What to do
Show only lines that include "有限公司".
* Start *
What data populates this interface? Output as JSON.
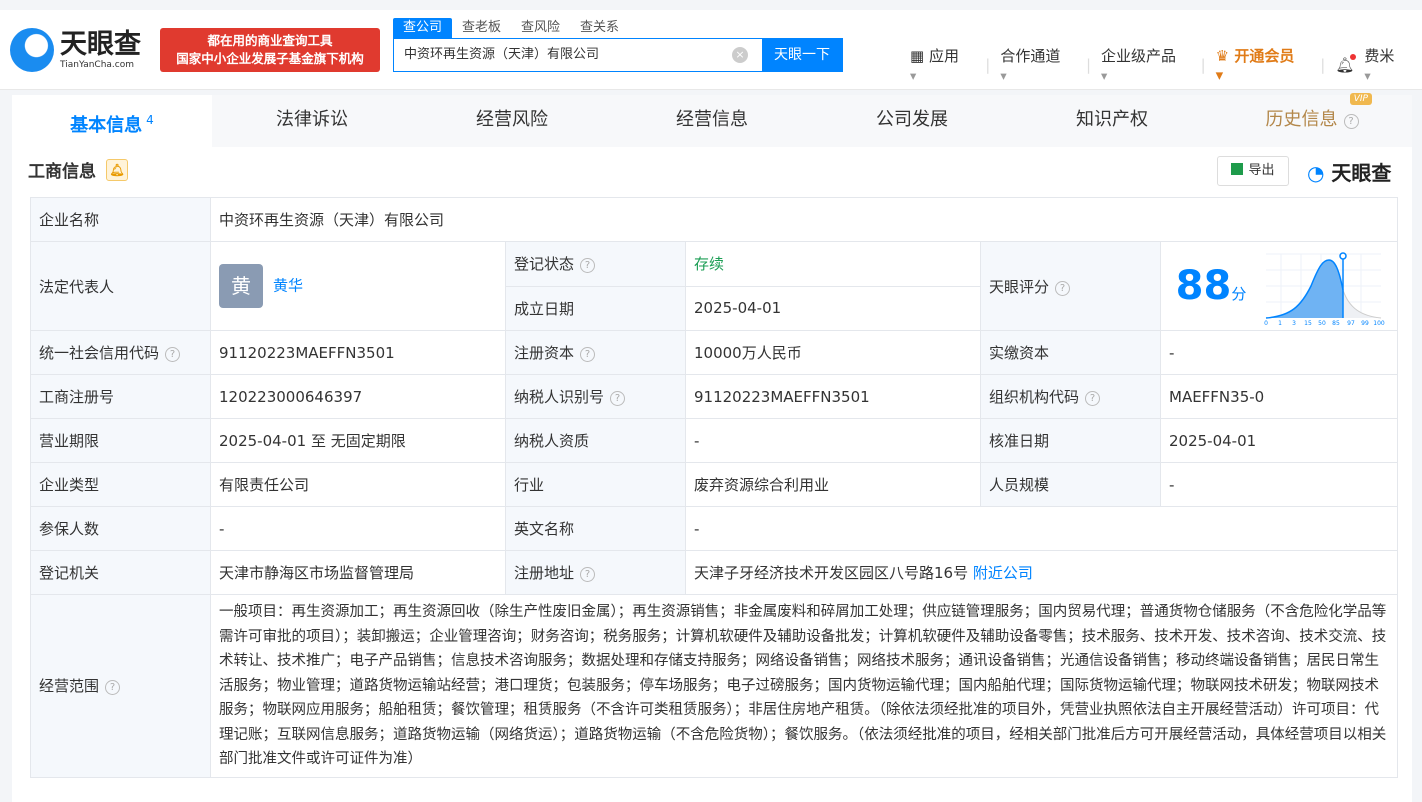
{
  "header": {
    "logo_text": "天眼查",
    "logo_domain": "TianYanCha.com",
    "slogan_line1": "都在用的商业查询工具",
    "slogan_line2": "国家中小企业发展子基金旗下机构",
    "search_tabs": [
      "查公司",
      "查老板",
      "查风险",
      "查关系"
    ],
    "search_value": "中资环再生资源（天津）有限公司",
    "search_button": "天眼一下",
    "nav": [
      "应用",
      "合作通道",
      "企业级产品",
      "开通会员",
      "费米"
    ]
  },
  "tabs": [
    {
      "label": "基本信息",
      "count": "4"
    },
    {
      "label": "法律诉讼"
    },
    {
      "label": "经营风险"
    },
    {
      "label": "经营信息"
    },
    {
      "label": "公司发展"
    },
    {
      "label": "知识产权"
    },
    {
      "label": "历史信息",
      "badge": "VIP"
    }
  ],
  "section": {
    "title": "工商信息",
    "export": "导出",
    "brand": "天眼查"
  },
  "info": {
    "company_name_label": "企业名称",
    "company_name": "中资环再生资源（天津）有限公司",
    "legal_rep_label": "法定代表人",
    "legal_rep_avatar": "黄",
    "legal_rep": "黄华",
    "status_label": "登记状态",
    "status": "存续",
    "founded_label": "成立日期",
    "founded": "2025-04-01",
    "score_label": "天眼评分",
    "score": "88",
    "score_unit": "分",
    "score_ticks": [
      "0",
      "1",
      "3",
      "15",
      "50",
      "85",
      "97",
      "99",
      "100"
    ],
    "credit_code_label": "统一社会信用代码",
    "credit_code": "91120223MAEFFN3501",
    "reg_capital_label": "注册资本",
    "reg_capital": "10000万人民币",
    "paid_capital_label": "实缴资本",
    "paid_capital": "-",
    "reg_no_label": "工商注册号",
    "reg_no": "120223000646397",
    "taxpayer_id_label": "纳税人识别号",
    "taxpayer_id": "91120223MAEFFN3501",
    "org_code_label": "组织机构代码",
    "org_code": "MAEFFN35-0",
    "term_label": "营业期限",
    "term": "2025-04-01 至 无固定期限",
    "taxpayer_q_label": "纳税人资质",
    "taxpayer_q": "-",
    "approve_label": "核准日期",
    "approve": "2025-04-01",
    "type_label": "企业类型",
    "type": "有限责任公司",
    "industry_label": "行业",
    "industry": "废弃资源综合利用业",
    "staff_label": "人员规模",
    "staff": "-",
    "insured_label": "参保人数",
    "insured": "-",
    "en_name_label": "英文名称",
    "en_name": "-",
    "authority_label": "登记机关",
    "authority": "天津市静海区市场监督管理局",
    "address_label": "注册地址",
    "address": "天津子牙经济技术开发区园区八号路16号",
    "nearby": "附近公司",
    "scope_label": "经营范围",
    "scope": "一般项目：再生资源加工；再生资源回收（除生产性废旧金属）；再生资源销售；非金属废料和碎屑加工处理；供应链管理服务；国内贸易代理；普通货物仓储服务（不含危险化学品等需许可审批的项目）；装卸搬运；企业管理咨询；财务咨询；税务服务；计算机软硬件及辅助设备批发；计算机软硬件及辅助设备零售；技术服务、技术开发、技术咨询、技术交流、技术转让、技术推广；电子产品销售；信息技术咨询服务；数据处理和存储支持服务；网络设备销售；网络技术服务；通讯设备销售；光通信设备销售；移动终端设备销售；居民日常生活服务；物业管理；道路货物运输站经营；港口理货；包装服务；停车场服务；电子过磅服务；国内货物运输代理；国内船舶代理；国际货物运输代理；物联网技术研发；物联网技术服务；物联网应用服务；船舶租赁；餐饮管理；租赁服务（不含许可类租赁服务）；非居住房地产租赁。（除依法须经批准的项目外，凭营业执照依法自主开展经营活动）许可项目：代理记账；互联网信息服务；道路货物运输（网络货运）；道路货物运输（不含危险货物）；餐饮服务。（依法须经批准的项目，经相关部门批准后方可开展经营活动，具体经营项目以相关部门批准文件或许可证件为准）"
  }
}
* End *
Full output
    "search_value": "中资环再生资源（天津）有限公司",
    "company_name": "中资环再生资源（天津）有限公司",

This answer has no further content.